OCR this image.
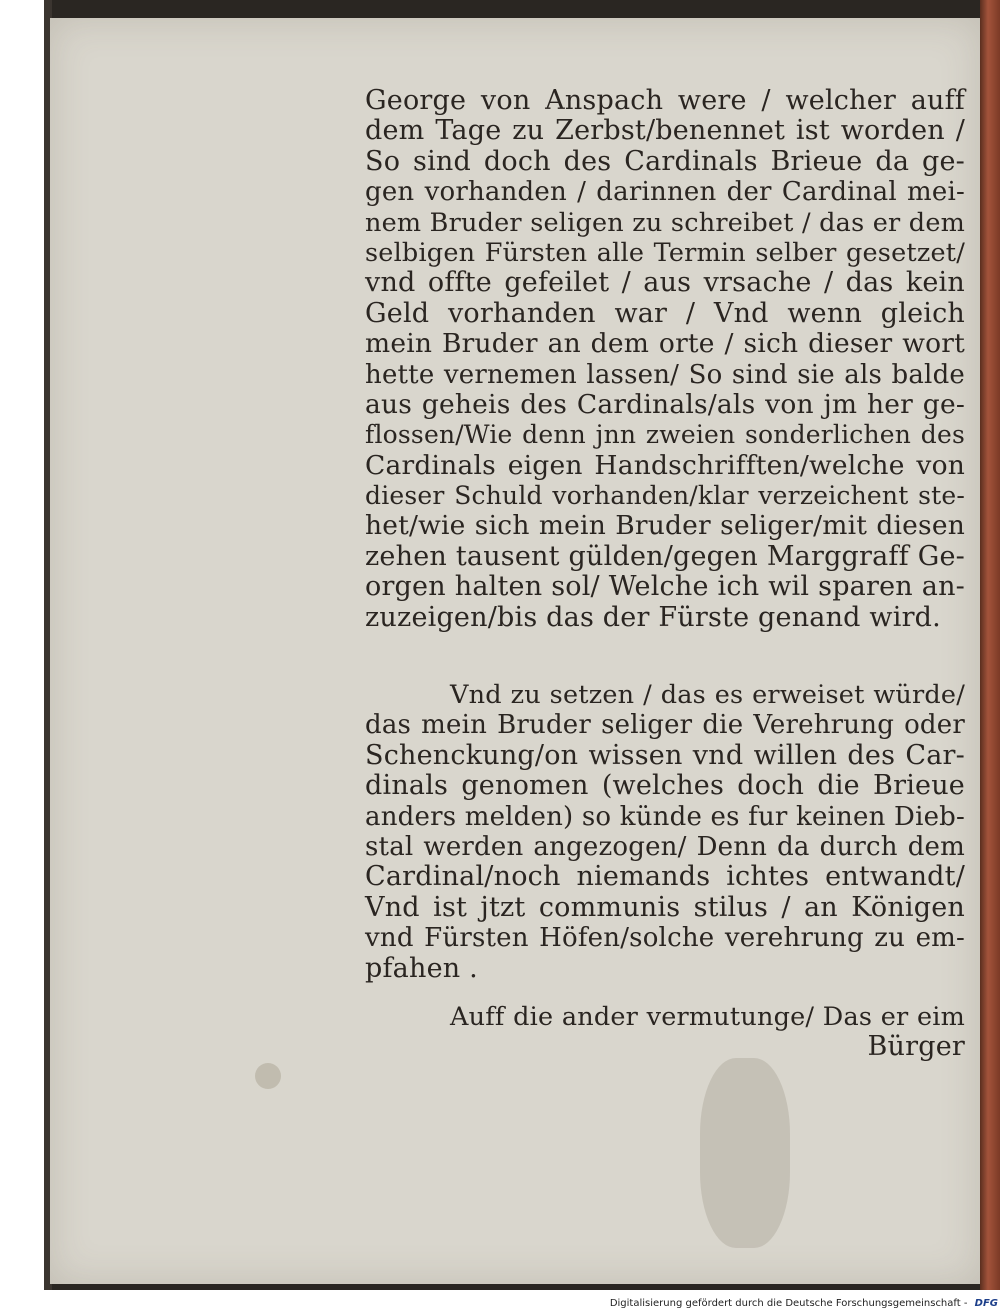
George von Anspach were / welcher auff
dem Tage zu Zerbst/benennet ist worden /
So sind doch des Cardinals Brieue da ge-
gen vorhanden / darinnen der Cardinal mei-
nem Bruder seligen zu schreibet / das er dem
selbigen Fürsten alle Termin selber gesetzet/
vnd offte gefeilet / aus vrsache / das kein
Geld vorhanden war / Vnd wenn gleich
mein Bruder an dem orte / sich dieser wort
hette vernemen lassen/ So sind sie als balde
aus geheis des Cardinals/als von jm her ge-
flossen/Wie denn jnn zweien sonderlichen des
Cardinals eigen Handschrifften/welche von
dieser Schuld vorhanden/klar verzeichent ste-
het/wie sich mein Bruder seliger/mit diesen
zehen tausent gülden/gegen Marggraff Ge-
orgen halten sol/ Welche ich wil sparen an-
zuzeigen/bis das der Fürste genand wird.
Vnd zu setzen / das es erweiset würde/
das mein Bruder seliger die Verehrung oder
Schenckung/on wissen vnd willen des Car-
dinals genomen (welches doch die Brieue
anders melden) so künde es fur keinen Dieb-
stal werden angezogen/ Denn da durch dem
Cardinal/noch niemands ichtes entwandt/
Vnd ist jtzt communis stilus / an Königen
vnd Fürsten Höfen/solche verehrung zu em-
pfahen .
Auff die ander vermutunge/ Das er eim
Bürger
Digitalisierung gefördert durch die Deutsche Forschungsgemeinschaft - DFG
- - - - -
■ **Action item**
Repeat the material above word for word; no images go in the copy.

■ **Answer space**
OCR this image.
George von Anspach were / welcher auff
dem Tage zu Zerbst/benennet ist worden /
So sind doch des Cardinals Brieue da ge-
gen vorhanden / darinnen der Cardinal mei-
nem Bruder seligen zu schreibet / das er dem
selbigen Fürsten alle Termin selber gesetzet/
vnd offte gefeilet / aus vrsache / das kein
Geld vorhanden war / Vnd wenn gleich
mein Bruder an dem orte / sich dieser wort
hette vernemen lassen/ So sind sie als balde
aus geheis des Cardinals/als von jm her ge-
flossen/Wie denn jnn zweien sonderlichen des
Cardinals eigen Handschrifften/welche von
dieser Schuld vorhanden/klar verzeichent ste-
het/wie sich mein Bruder seliger/mit diesen
zehen tausent gülden/gegen Marggraff Ge-
orgen halten sol/ Welche ich wil sparen an-
zuzeigen/bis das der Fürste genand wird.
Vnd zu setzen / das es erweiset würde/
das mein Bruder seliger die Verehrung oder
Schenckung/on wissen vnd willen des Car-
dinals genomen (welches doch die Brieue
anders melden) so künde es fur keinen Dieb-
stal werden angezogen/ Denn da durch dem
Cardinal/noch niemands ichtes entwandt/
Vnd ist jtzt communis stilus / an Königen
vnd Fürsten Höfen/solche verehrung zu em-
pfahen .
Auff die ander vermutunge/ Das er eim
Bürger
Digitalisierung gefördert durch die Deutsche Forschungsgemeinschaft - DFG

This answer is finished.